Request
Please transcribe the data below exactly. Leave the pictures out.

════

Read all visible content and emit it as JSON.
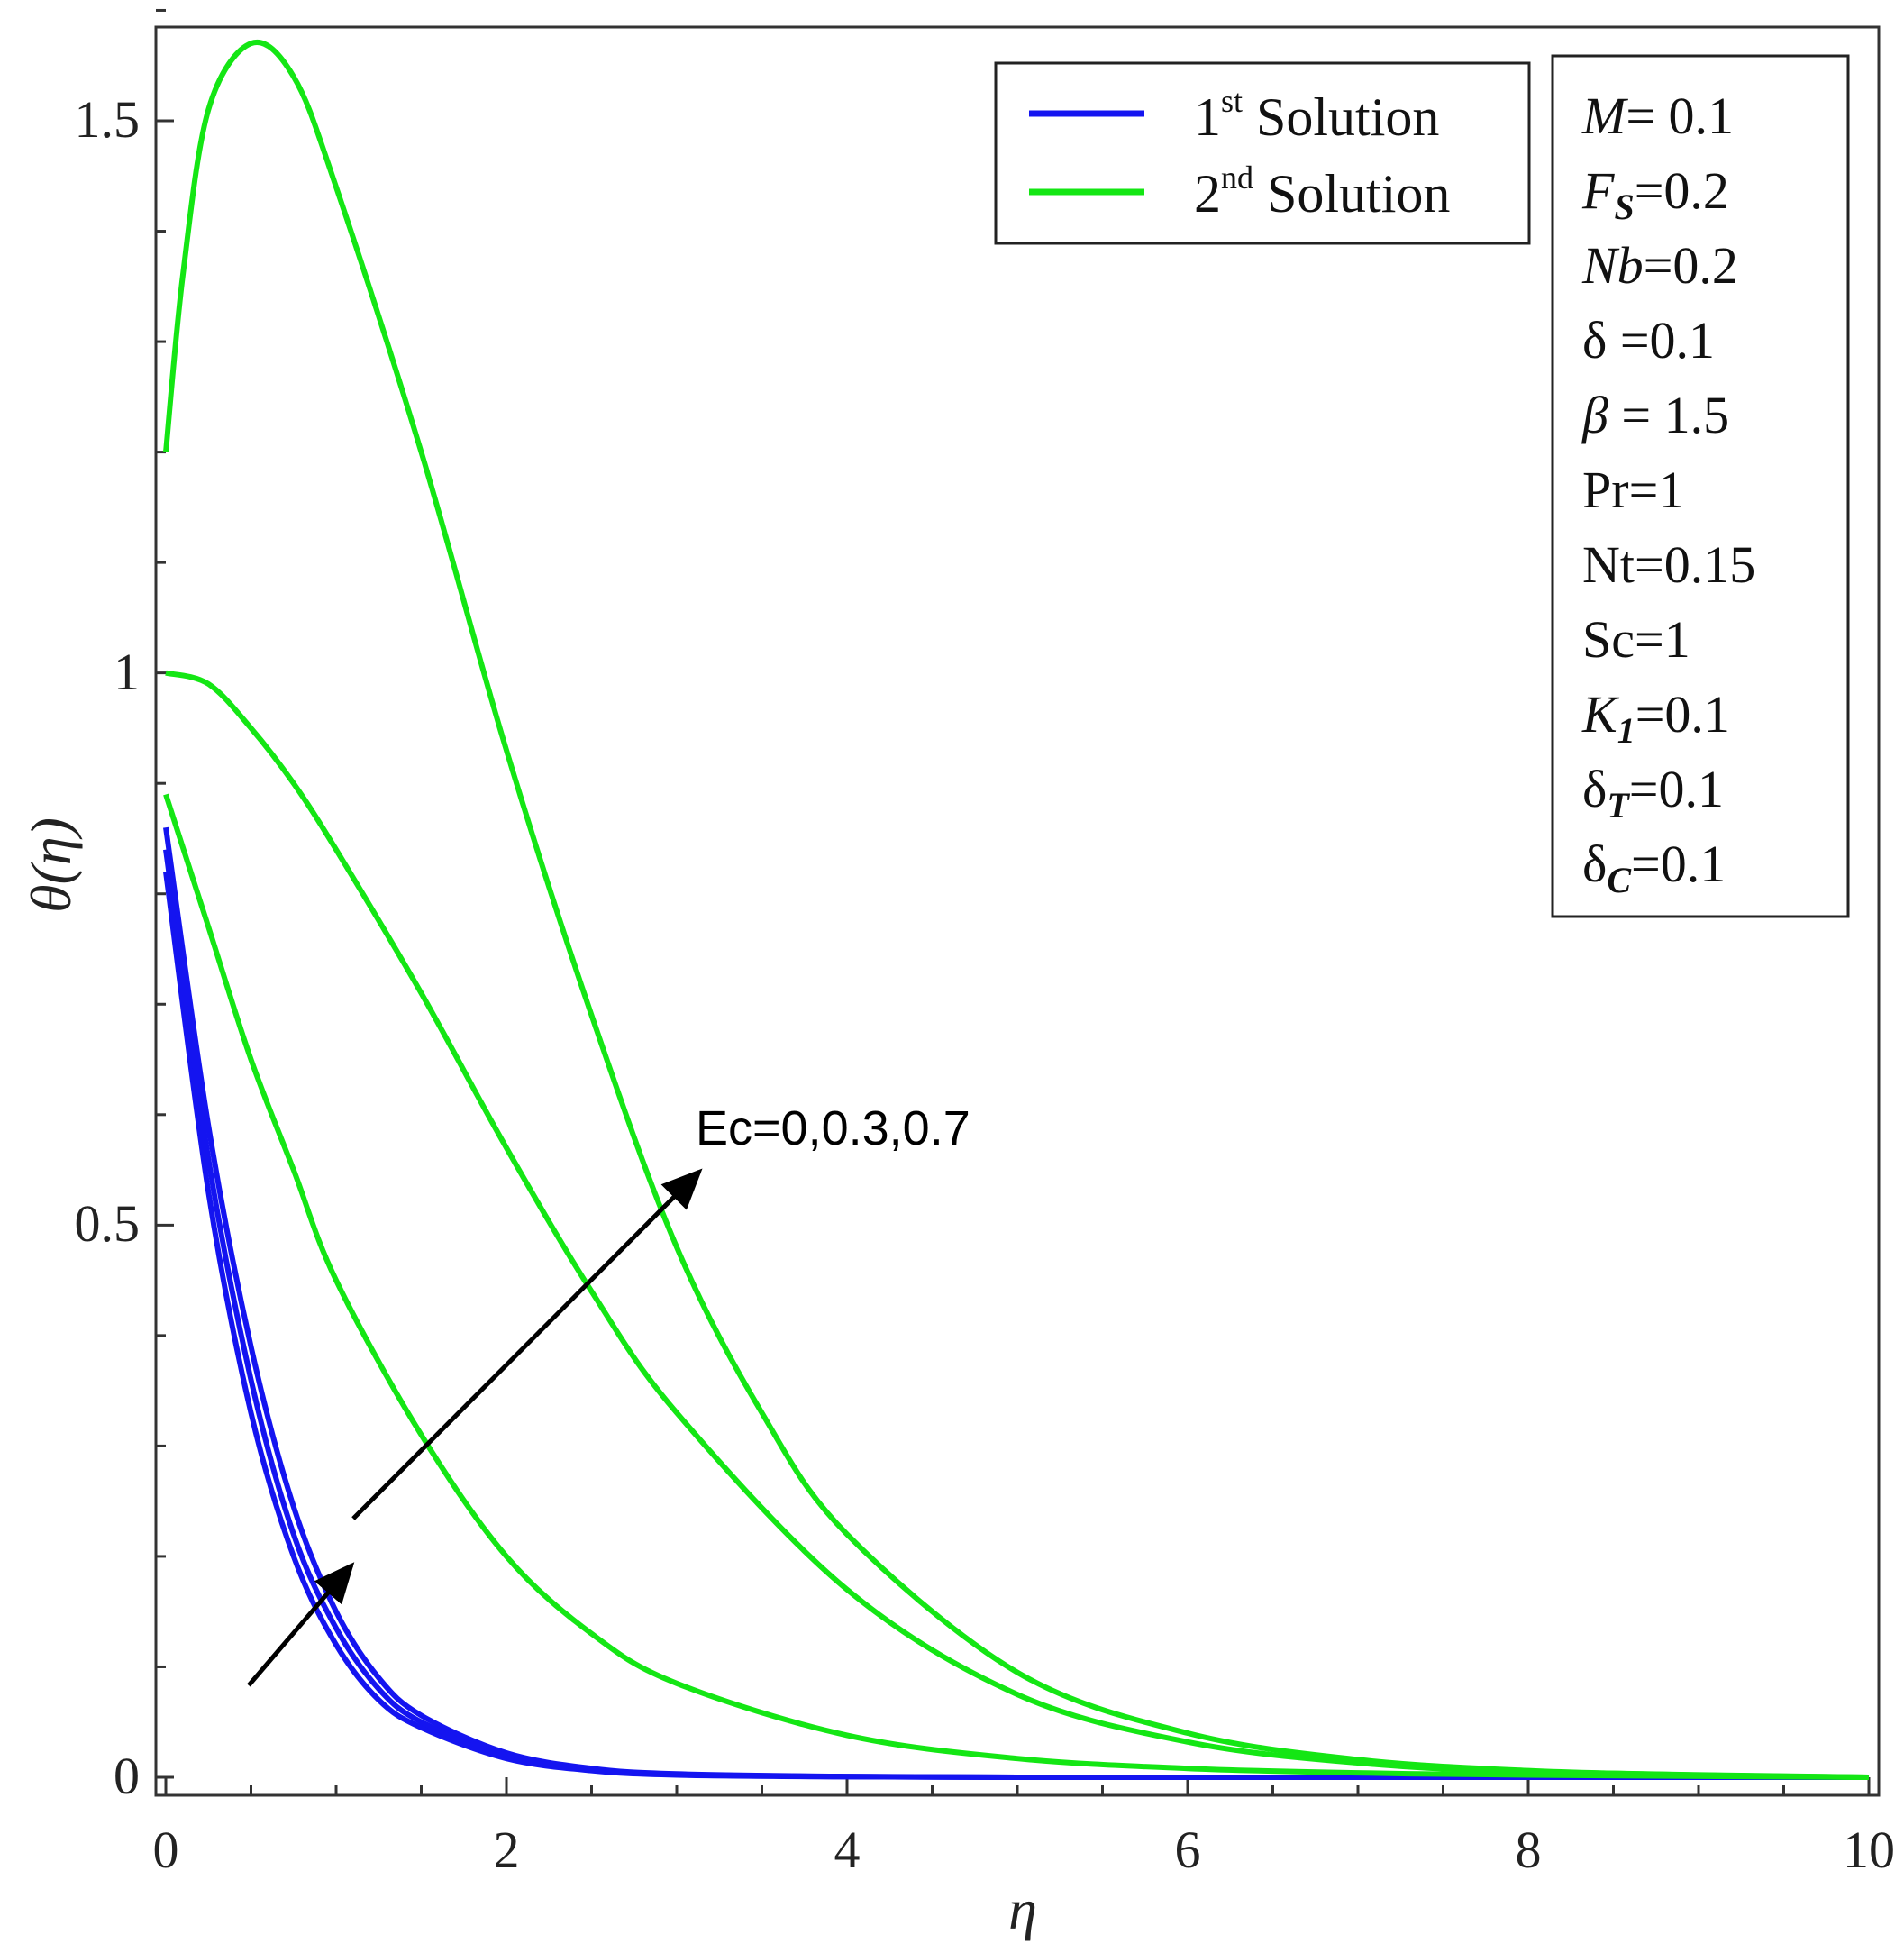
{
  "chart_data": {
    "type": "line",
    "title": "",
    "xlabel": "η",
    "ylabel": "θ(η)",
    "xlim": [
      0,
      10
    ],
    "ylim": [
      0,
      1.5
    ],
    "xticks": [
      "0",
      "2",
      "4",
      "6",
      "8",
      "10"
    ],
    "yticks": [
      "0",
      "0.5",
      "1",
      "1.5"
    ],
    "grid": false,
    "legend_position": "top-right",
    "legend": [
      {
        "base": "1",
        "sup": "st",
        "rest": " Solution",
        "color": "#1414f0"
      },
      {
        "base": "2",
        "sup": "nd",
        "rest": " Solution",
        "color": "#14e614"
      }
    ],
    "series": [
      {
        "group": "1st Solution",
        "color": "#1414f0",
        "x": [
          0,
          0.25,
          0.5,
          0.75,
          1,
          1.25,
          1.5,
          2,
          2.5,
          3,
          4,
          5,
          6,
          8,
          10
        ],
        "y": [
          0.82,
          0.53,
          0.33,
          0.2,
          0.12,
          0.07,
          0.045,
          0.017,
          0.006,
          0.002,
          0.0005,
          0,
          0,
          0,
          0
        ]
      },
      {
        "group": "1st Solution",
        "color": "#1414f0",
        "x": [
          0,
          0.25,
          0.5,
          0.75,
          1,
          1.25,
          1.5,
          2,
          2.5,
          3,
          4,
          5,
          6,
          8,
          10
        ],
        "y": [
          0.84,
          0.56,
          0.36,
          0.22,
          0.135,
          0.08,
          0.05,
          0.02,
          0.007,
          0.0025,
          0.0006,
          0,
          0,
          0,
          0
        ]
      },
      {
        "group": "1st Solution",
        "color": "#1414f0",
        "x": [
          0,
          0.25,
          0.5,
          0.75,
          1,
          1.25,
          1.5,
          2,
          2.5,
          3,
          4,
          5,
          6,
          8,
          10
        ],
        "y": [
          0.86,
          0.59,
          0.39,
          0.245,
          0.15,
          0.09,
          0.056,
          0.022,
          0.008,
          0.003,
          0.0007,
          0,
          0,
          0,
          0
        ]
      },
      {
        "group": "2nd Solution",
        "color": "#14e614",
        "x": [
          0,
          0.25,
          0.5,
          0.75,
          1,
          1.5,
          2,
          2.5,
          3,
          4,
          5,
          6,
          7,
          8,
          10
        ],
        "y": [
          0.89,
          0.77,
          0.65,
          0.55,
          0.45,
          0.31,
          0.2,
          0.13,
          0.085,
          0.038,
          0.017,
          0.008,
          0.004,
          0.002,
          0
        ]
      },
      {
        "group": "2nd Solution",
        "color": "#14e614",
        "x": [
          0,
          0.25,
          0.5,
          0.75,
          1,
          1.5,
          2,
          2.5,
          3,
          4,
          5,
          6,
          7,
          8,
          10
        ],
        "y": [
          1.0,
          0.99,
          0.95,
          0.9,
          0.84,
          0.71,
          0.57,
          0.44,
          0.33,
          0.17,
          0.075,
          0.032,
          0.013,
          0.005,
          0
        ]
      },
      {
        "group": "2nd Solution",
        "color": "#14e614",
        "x": [
          0,
          0.1,
          0.25,
          0.5,
          0.75,
          1,
          1.5,
          2,
          2.5,
          3,
          3.5,
          4,
          5,
          6,
          7,
          8,
          9,
          10
        ],
        "y": [
          1.2,
          1.36,
          1.51,
          1.57,
          1.54,
          1.44,
          1.2,
          0.93,
          0.69,
          0.48,
          0.33,
          0.22,
          0.095,
          0.04,
          0.016,
          0.006,
          0.002,
          0
        ]
      }
    ],
    "parameters": [
      {
        "label": "M",
        "sub": "",
        "value": "= 0.1",
        "italic": true
      },
      {
        "label": "F",
        "sub": "S",
        "value": "=0.2",
        "italic": true
      },
      {
        "label": "Nb",
        "sub": "",
        "value": "=0.2",
        "italic": true
      },
      {
        "label": "δ",
        "sub": "",
        "value": " =0.1",
        "italic": false
      },
      {
        "label": "β",
        "sub": "",
        "value": " = 1.5",
        "italic": true
      },
      {
        "label": "Pr",
        "sub": "",
        "value": "=1",
        "italic": false
      },
      {
        "label": "Nt",
        "sub": "",
        "value": "=0.15",
        "italic": false
      },
      {
        "label": "Sc",
        "sub": "",
        "value": "=1",
        "italic": false
      },
      {
        "label": "K",
        "sub": "1",
        "value": "=0.1",
        "italic": true
      },
      {
        "label": "δ",
        "sub": "T",
        "value": "=0.1",
        "italic": false
      },
      {
        "label": "δ",
        "sub": "C",
        "value": "=0.1",
        "italic": false
      }
    ],
    "annotations": [
      {
        "text": "Ec=0,0.3,0.7"
      }
    ]
  }
}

════

Complete response
Read all visible content and emit it as JSON.
{
  "chart_data": {
    "type": "line",
    "title": "",
    "xlabel": "η",
    "ylabel": "θ(η)",
    "xlim": [
      0,
      10
    ],
    "ylim": [
      0,
      1.5
    ],
    "xticks": [
      "0",
      "2",
      "4",
      "6",
      "8",
      "10"
    ],
    "yticks": [
      "0",
      "0.5",
      "1",
      "1.5"
    ],
    "grid": false,
    "legend_position": "top-right",
    "legend": [
      {
        "base": "1",
        "sup": "st",
        "rest": " Solution",
        "color": "#1414f0"
      },
      {
        "base": "2",
        "sup": "nd",
        "rest": " Solution",
        "color": "#14e614"
      }
    ],
    "series": [
      {
        "group": "1st Solution",
        "color": "#1414f0",
        "x": [
          0,
          0.25,
          0.5,
          0.75,
          1,
          1.25,
          1.5,
          2,
          2.5,
          3,
          4,
          5,
          6,
          8,
          10
        ],
        "y": [
          0.82,
          0.53,
          0.33,
          0.2,
          0.12,
          0.07,
          0.045,
          0.017,
          0.006,
          0.002,
          0.0005,
          0,
          0,
          0,
          0
        ]
      },
      {
        "group": "1st Solution",
        "color": "#1414f0",
        "x": [
          0,
          0.25,
          0.5,
          0.75,
          1,
          1.25,
          1.5,
          2,
          2.5,
          3,
          4,
          5,
          6,
          8,
          10
        ],
        "y": [
          0.84,
          0.56,
          0.36,
          0.22,
          0.135,
          0.08,
          0.05,
          0.02,
          0.007,
          0.0025,
          0.0006,
          0,
          0,
          0,
          0
        ]
      },
      {
        "group": "1st Solution",
        "color": "#1414f0",
        "x": [
          0,
          0.25,
          0.5,
          0.75,
          1,
          1.25,
          1.5,
          2,
          2.5,
          3,
          4,
          5,
          6,
          8,
          10
        ],
        "y": [
          0.86,
          0.59,
          0.39,
          0.245,
          0.15,
          0.09,
          0.056,
          0.022,
          0.008,
          0.003,
          0.0007,
          0,
          0,
          0,
          0
        ]
      },
      {
        "group": "2nd Solution",
        "color": "#14e614",
        "x": [
          0,
          0.25,
          0.5,
          0.75,
          1,
          1.5,
          2,
          2.5,
          3,
          4,
          5,
          6,
          7,
          8,
          10
        ],
        "y": [
          0.89,
          0.77,
          0.65,
          0.55,
          0.45,
          0.31,
          0.2,
          0.13,
          0.085,
          0.038,
          0.017,
          0.008,
          0.004,
          0.002,
          0
        ]
      },
      {
        "group": "2nd Solution",
        "color": "#14e614",
        "x": [
          0,
          0.25,
          0.5,
          0.75,
          1,
          1.5,
          2,
          2.5,
          3,
          4,
          5,
          6,
          7,
          8,
          10
        ],
        "y": [
          1.0,
          0.99,
          0.95,
          0.9,
          0.84,
          0.71,
          0.57,
          0.44,
          0.33,
          0.17,
          0.075,
          0.032,
          0.013,
          0.005,
          0
        ]
      },
      {
        "group": "2nd Solution",
        "color": "#14e614",
        "x": [
          0,
          0.1,
          0.25,
          0.5,
          0.75,
          1,
          1.5,
          2,
          2.5,
          3,
          3.5,
          4,
          5,
          6,
          7,
          8,
          9,
          10
        ],
        "y": [
          1.2,
          1.36,
          1.51,
          1.57,
          1.54,
          1.44,
          1.2,
          0.93,
          0.69,
          0.48,
          0.33,
          0.22,
          0.095,
          0.04,
          0.016,
          0.006,
          0.002,
          0
        ]
      }
    ],
    "parameters": [
      {
        "label": "M",
        "sub": "",
        "value": "= 0.1",
        "italic": true
      },
      {
        "label": "F",
        "sub": "S",
        "value": "=0.2",
        "italic": true
      },
      {
        "label": "Nb",
        "sub": "",
        "value": "=0.2",
        "italic": true
      },
      {
        "label": "δ",
        "sub": "",
        "value": " =0.1",
        "italic": false
      },
      {
        "label": "β",
        "sub": "",
        "value": " = 1.5",
        "italic": true
      },
      {
        "label": "Pr",
        "sub": "",
        "value": "=1",
        "italic": false
      },
      {
        "label": "Nt",
        "sub": "",
        "value": "=0.15",
        "italic": false
      },
      {
        "label": "Sc",
        "sub": "",
        "value": "=1",
        "italic": false
      },
      {
        "label": "K",
        "sub": "1",
        "value": "=0.1",
        "italic": true
      },
      {
        "label": "δ",
        "sub": "T",
        "value": "=0.1",
        "italic": false
      },
      {
        "label": "δ",
        "sub": "C",
        "value": "=0.1",
        "italic": false
      }
    ],
    "annotations": [
      {
        "text": "Ec=0,0.3,0.7"
      }
    ]
  }
}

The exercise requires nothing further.